** START Information supplied **
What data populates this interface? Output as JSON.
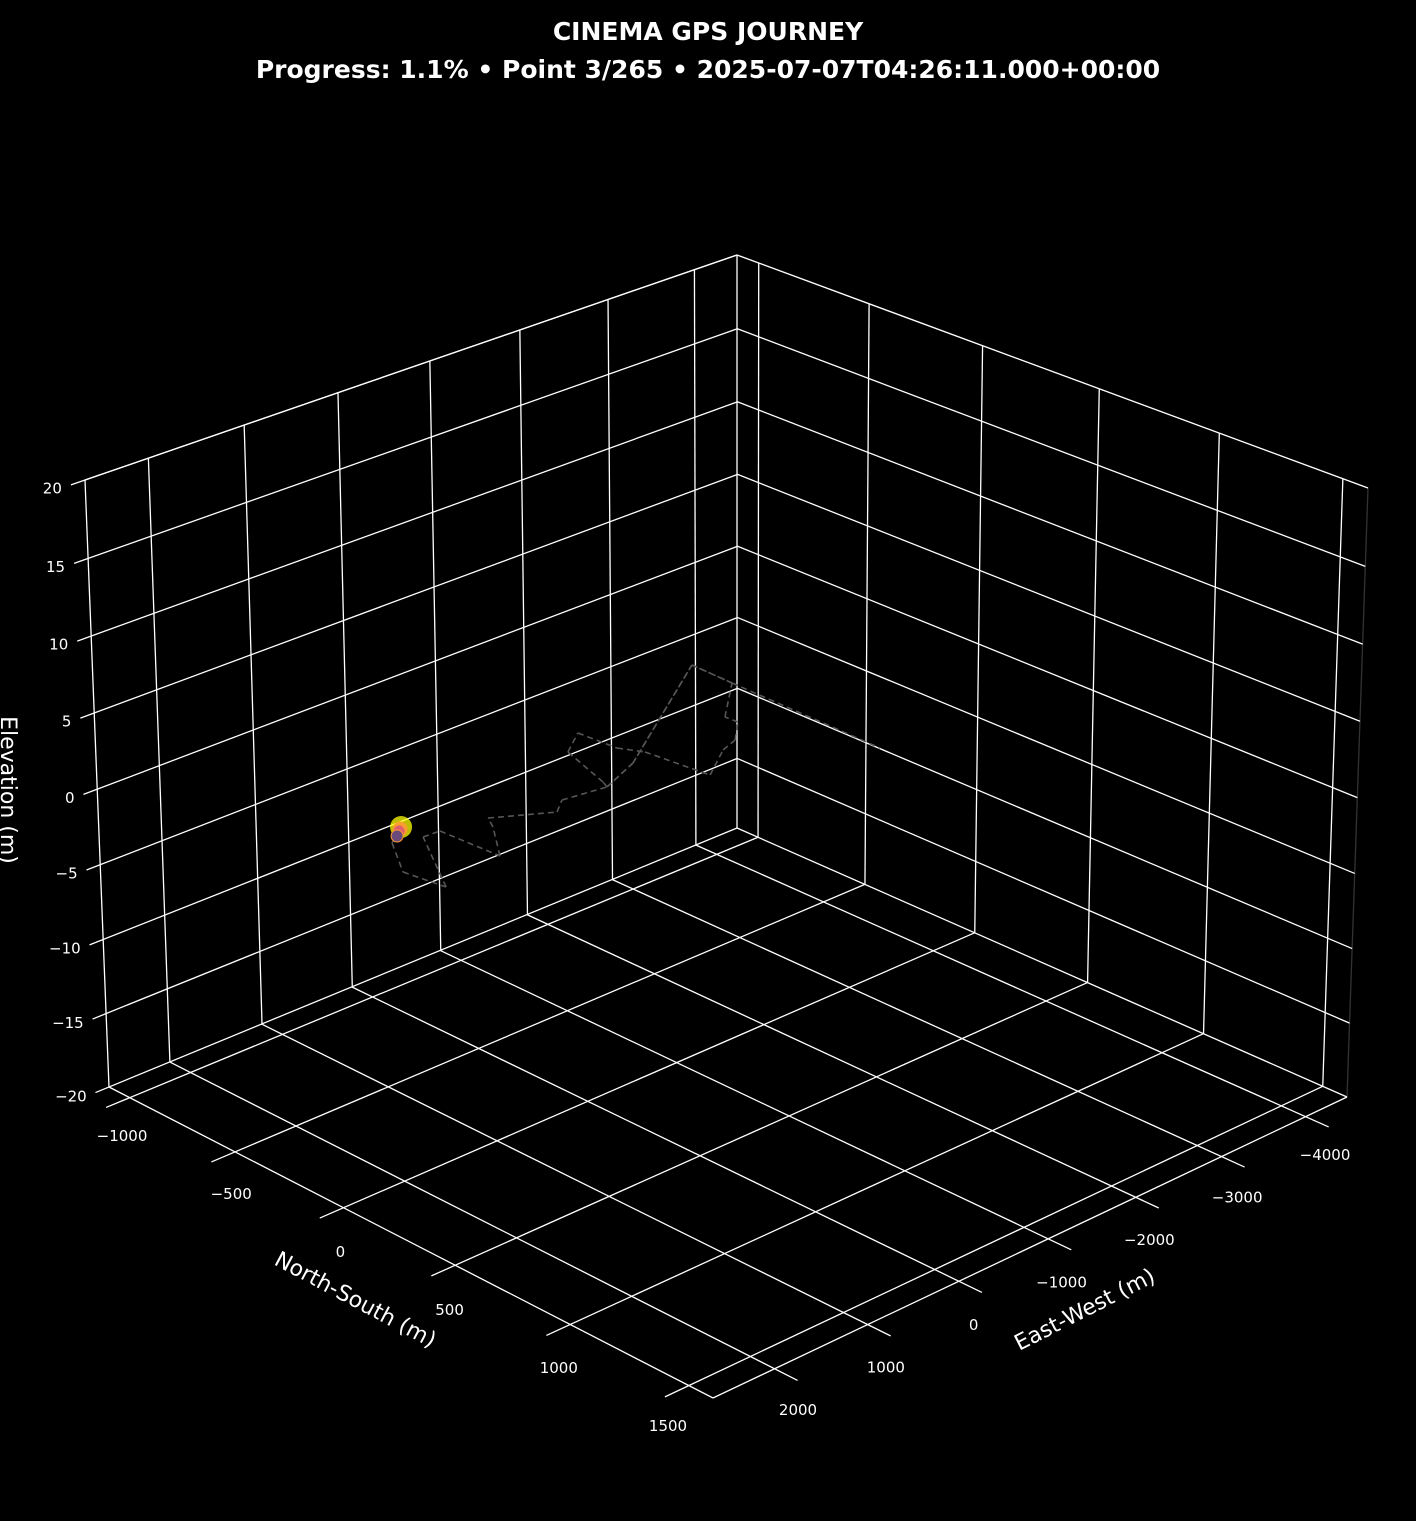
{
  "header": {
    "title": "CINEMA GPS JOURNEY",
    "subtitle": "Progress: 1.1% • Point 3/265 • 2025-07-07T04:26:11.000+00:00"
  },
  "chart_data": {
    "type": "line",
    "projection": "3d",
    "title": "CINEMA GPS JOURNEY",
    "progress_percent": 1.1,
    "current_point": 3,
    "total_points": 265,
    "timestamp": "2025-07-07T04:26:11.000+00:00",
    "background": "#000000",
    "grid": true,
    "axes": {
      "x": {
        "label": "East-West (m)",
        "lim": [
          -4500,
          2650
        ],
        "ticks": [
          -4000,
          -3000,
          -2000,
          -1000,
          0,
          1000,
          2000
        ],
        "tick_labels": [
          "−4000",
          "−3000",
          "−2000",
          "−1000",
          "0",
          "1000",
          "2000"
        ]
      },
      "y": {
        "label": "North-South (m)",
        "lim": [
          -1100,
          1600
        ],
        "ticks": [
          -1000,
          -500,
          0,
          500,
          1000,
          1500
        ],
        "tick_labels": [
          "−1000",
          "−500",
          "0",
          "500",
          "1000",
          "1500"
        ]
      },
      "z": {
        "label": "Elevation (m)",
        "lim": [
          -20,
          20
        ],
        "ticks": [
          -20,
          -15,
          -10,
          -5,
          0,
          5,
          10,
          15,
          20
        ],
        "tick_labels": [
          "−20",
          "−15",
          "−10",
          "−5",
          "0",
          "5",
          "10",
          "15",
          "20"
        ]
      }
    },
    "route": {
      "style": "dashed",
      "color": "#555555",
      "points": [
        {
          "ew": 1305,
          "ns": -172,
          "elev": 0
        },
        {
          "ew": 1481,
          "ns": -122,
          "elev": 0
        },
        {
          "ew": 1800,
          "ns": 68,
          "elev": 0
        },
        {
          "ew": 1764,
          "ns": 247,
          "elev": 0
        },
        {
          "ew": 1236,
          "ns": -89,
          "elev": 0
        },
        {
          "ew": 1067,
          "ns": -87,
          "elev": 0
        },
        {
          "ew": 1070,
          "ns": 186,
          "elev": 0
        },
        {
          "ew": 730,
          "ns": 5,
          "elev": 0
        },
        {
          "ew": 640,
          "ns": -57,
          "elev": 0
        },
        {
          "ew": 191,
          "ns": 58,
          "elev": 0
        },
        {
          "ew": 8,
          "ns": 0,
          "elev": 0
        },
        {
          "ew": -404,
          "ns": 23,
          "elev": 0
        },
        {
          "ew": -447,
          "ns": -14,
          "elev": 0
        },
        {
          "ew": -650,
          "ns": -262,
          "elev": 0
        },
        {
          "ew": -951,
          "ns": -349,
          "elev": 0
        },
        {
          "ew": -965,
          "ns": -178,
          "elev": 0
        },
        {
          "ew": -1064,
          "ns": -95,
          "elev": 0
        },
        {
          "ew": -1113,
          "ns": 178,
          "elev": 0
        },
        {
          "ew": -1509,
          "ns": 63,
          "elev": 0
        },
        {
          "ew": -1703,
          "ns": 32,
          "elev": 0
        },
        {
          "ew": -1954,
          "ns": -65,
          "elev": 0
        },
        {
          "ew": -1949,
          "ns": -122,
          "elev": 0
        },
        {
          "ew": -2430,
          "ns": -301,
          "elev": 0
        },
        {
          "ew": -2449,
          "ns": -491,
          "elev": 0
        },
        {
          "ew": -856,
          "ns": -58,
          "elev": 0
        },
        {
          "ew": -404,
          "ns": 23,
          "elev": 0
        },
        {
          "ew": -856,
          "ns": -58,
          "elev": 0
        },
        {
          "ew": -2449,
          "ns": -491,
          "elev": 0
        },
        {
          "ew": -2430,
          "ns": -301,
          "elev": 0
        },
        {
          "ew": -2378,
          "ns": 392,
          "elev": 0
        }
      ]
    },
    "current_marker": {
      "ew": 1305,
      "ns": -172,
      "elev": 0,
      "colors": {
        "glow": "#ffff00",
        "ring": "#ff9933",
        "head": "#e06070",
        "trail": "#6a4a7a"
      }
    }
  }
}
** END Information supplied **
Given problem —
Write the lines above out again exactly, without any of their pictures.

Worked solution —
What data populates this interface? Output as JSON.
{
  "header": {
    "title": "CINEMA GPS JOURNEY",
    "subtitle": "Progress: 1.1% • Point 3/265 • 2025-07-07T04:26:11.000+00:00"
  },
  "chart_data": {
    "type": "line",
    "projection": "3d",
    "title": "CINEMA GPS JOURNEY",
    "progress_percent": 1.1,
    "current_point": 3,
    "total_points": 265,
    "timestamp": "2025-07-07T04:26:11.000+00:00",
    "background": "#000000",
    "grid": true,
    "axes": {
      "x": {
        "label": "East-West (m)",
        "lim": [
          -4500,
          2650
        ],
        "ticks": [
          -4000,
          -3000,
          -2000,
          -1000,
          0,
          1000,
          2000
        ],
        "tick_labels": [
          "−4000",
          "−3000",
          "−2000",
          "−1000",
          "0",
          "1000",
          "2000"
        ]
      },
      "y": {
        "label": "North-South (m)",
        "lim": [
          -1100,
          1600
        ],
        "ticks": [
          -1000,
          -500,
          0,
          500,
          1000,
          1500
        ],
        "tick_labels": [
          "−1000",
          "−500",
          "0",
          "500",
          "1000",
          "1500"
        ]
      },
      "z": {
        "label": "Elevation (m)",
        "lim": [
          -20,
          20
        ],
        "ticks": [
          -20,
          -15,
          -10,
          -5,
          0,
          5,
          10,
          15,
          20
        ],
        "tick_labels": [
          "−20",
          "−15",
          "−10",
          "−5",
          "0",
          "5",
          "10",
          "15",
          "20"
        ]
      }
    },
    "route": {
      "style": "dashed",
      "color": "#555555",
      "points": [
        {
          "ew": 1305,
          "ns": -172,
          "elev": 0
        },
        {
          "ew": 1481,
          "ns": -122,
          "elev": 0
        },
        {
          "ew": 1800,
          "ns": 68,
          "elev": 0
        },
        {
          "ew": 1764,
          "ns": 247,
          "elev": 0
        },
        {
          "ew": 1236,
          "ns": -89,
          "elev": 0
        },
        {
          "ew": 1067,
          "ns": -87,
          "elev": 0
        },
        {
          "ew": 1070,
          "ns": 186,
          "elev": 0
        },
        {
          "ew": 730,
          "ns": 5,
          "elev": 0
        },
        {
          "ew": 640,
          "ns": -57,
          "elev": 0
        },
        {
          "ew": 191,
          "ns": 58,
          "elev": 0
        },
        {
          "ew": 8,
          "ns": 0,
          "elev": 0
        },
        {
          "ew": -404,
          "ns": 23,
          "elev": 0
        },
        {
          "ew": -447,
          "ns": -14,
          "elev": 0
        },
        {
          "ew": -650,
          "ns": -262,
          "elev": 0
        },
        {
          "ew": -951,
          "ns": -349,
          "elev": 0
        },
        {
          "ew": -965,
          "ns": -178,
          "elev": 0
        },
        {
          "ew": -1064,
          "ns": -95,
          "elev": 0
        },
        {
          "ew": -1113,
          "ns": 178,
          "elev": 0
        },
        {
          "ew": -1509,
          "ns": 63,
          "elev": 0
        },
        {
          "ew": -1703,
          "ns": 32,
          "elev": 0
        },
        {
          "ew": -1954,
          "ns": -65,
          "elev": 0
        },
        {
          "ew": -1949,
          "ns": -122,
          "elev": 0
        },
        {
          "ew": -2430,
          "ns": -301,
          "elev": 0
        },
        {
          "ew": -2449,
          "ns": -491,
          "elev": 0
        },
        {
          "ew": -856,
          "ns": -58,
          "elev": 0
        },
        {
          "ew": -404,
          "ns": 23,
          "elev": 0
        },
        {
          "ew": -856,
          "ns": -58,
          "elev": 0
        },
        {
          "ew": -2449,
          "ns": -491,
          "elev": 0
        },
        {
          "ew": -2430,
          "ns": -301,
          "elev": 0
        },
        {
          "ew": -2378,
          "ns": 392,
          "elev": 0
        }
      ]
    },
    "current_marker": {
      "ew": 1305,
      "ns": -172,
      "elev": 0,
      "colors": {
        "glow": "#ffff00",
        "ring": "#ff9933",
        "head": "#e06070",
        "trail": "#6a4a7a"
      }
    }
  }
}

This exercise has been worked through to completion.